** WHAT IS REQUIRED **
Look for the string "配备独立的安全仪表系统" and copy every line that has it.

╭─ TASK MATERIAL

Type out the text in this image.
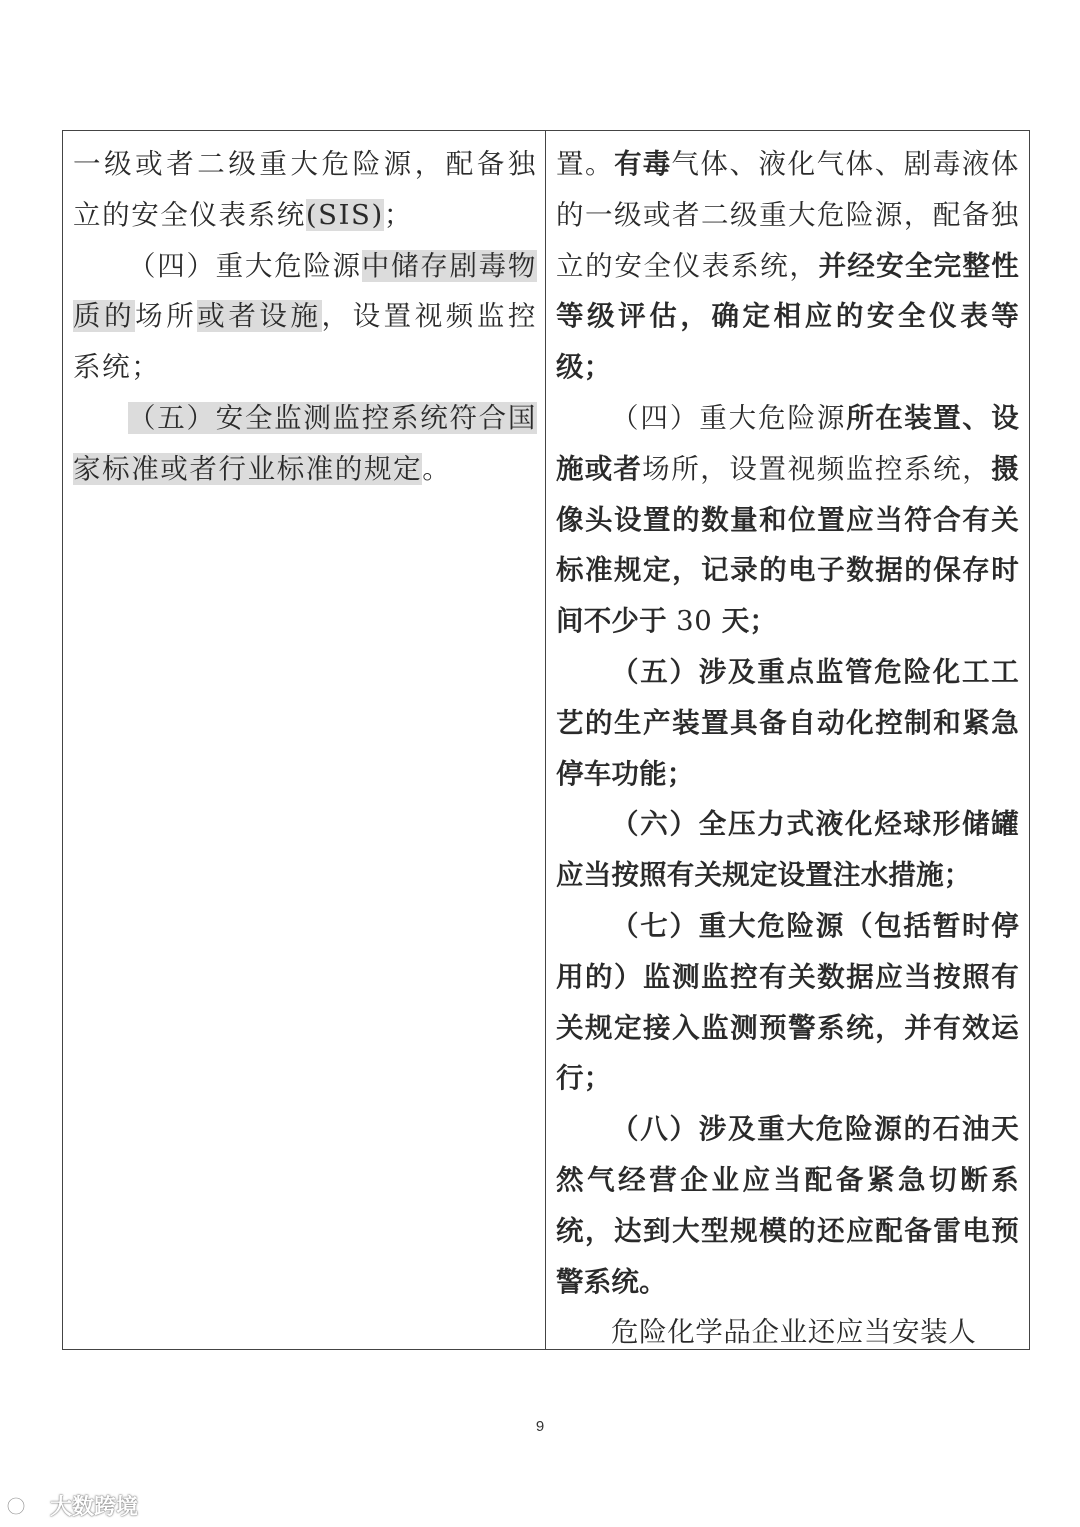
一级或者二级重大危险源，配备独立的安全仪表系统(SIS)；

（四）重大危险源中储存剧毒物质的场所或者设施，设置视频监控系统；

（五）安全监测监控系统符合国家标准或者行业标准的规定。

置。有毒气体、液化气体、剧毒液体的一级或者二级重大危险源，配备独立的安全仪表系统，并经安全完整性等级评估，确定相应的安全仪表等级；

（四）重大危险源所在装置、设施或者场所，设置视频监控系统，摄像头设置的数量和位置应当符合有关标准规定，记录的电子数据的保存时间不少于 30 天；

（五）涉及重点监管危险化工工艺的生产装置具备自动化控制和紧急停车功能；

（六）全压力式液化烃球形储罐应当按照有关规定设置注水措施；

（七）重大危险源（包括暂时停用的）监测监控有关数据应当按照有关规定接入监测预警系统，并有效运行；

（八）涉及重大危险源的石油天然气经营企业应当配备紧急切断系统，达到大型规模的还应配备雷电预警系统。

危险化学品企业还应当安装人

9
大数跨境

╰─
╭─ TASK MATERIAL

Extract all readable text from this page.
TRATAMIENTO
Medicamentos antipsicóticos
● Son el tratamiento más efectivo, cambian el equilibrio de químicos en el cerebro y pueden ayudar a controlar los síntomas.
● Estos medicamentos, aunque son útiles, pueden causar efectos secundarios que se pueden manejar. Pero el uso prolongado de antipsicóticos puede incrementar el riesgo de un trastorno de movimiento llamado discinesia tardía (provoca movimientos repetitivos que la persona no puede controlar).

╰─

** OUTPUT FOR THIS TASK **
一级或者二级重大危险源，配备独立的安全仪表系统(SIS)；
置。有毒气体、液化气体、剧毒液体的一级或者二级重大危险源，配备独立的安全仪表系统，并经安全完整性等级评估，确定相应的安全仪表等级；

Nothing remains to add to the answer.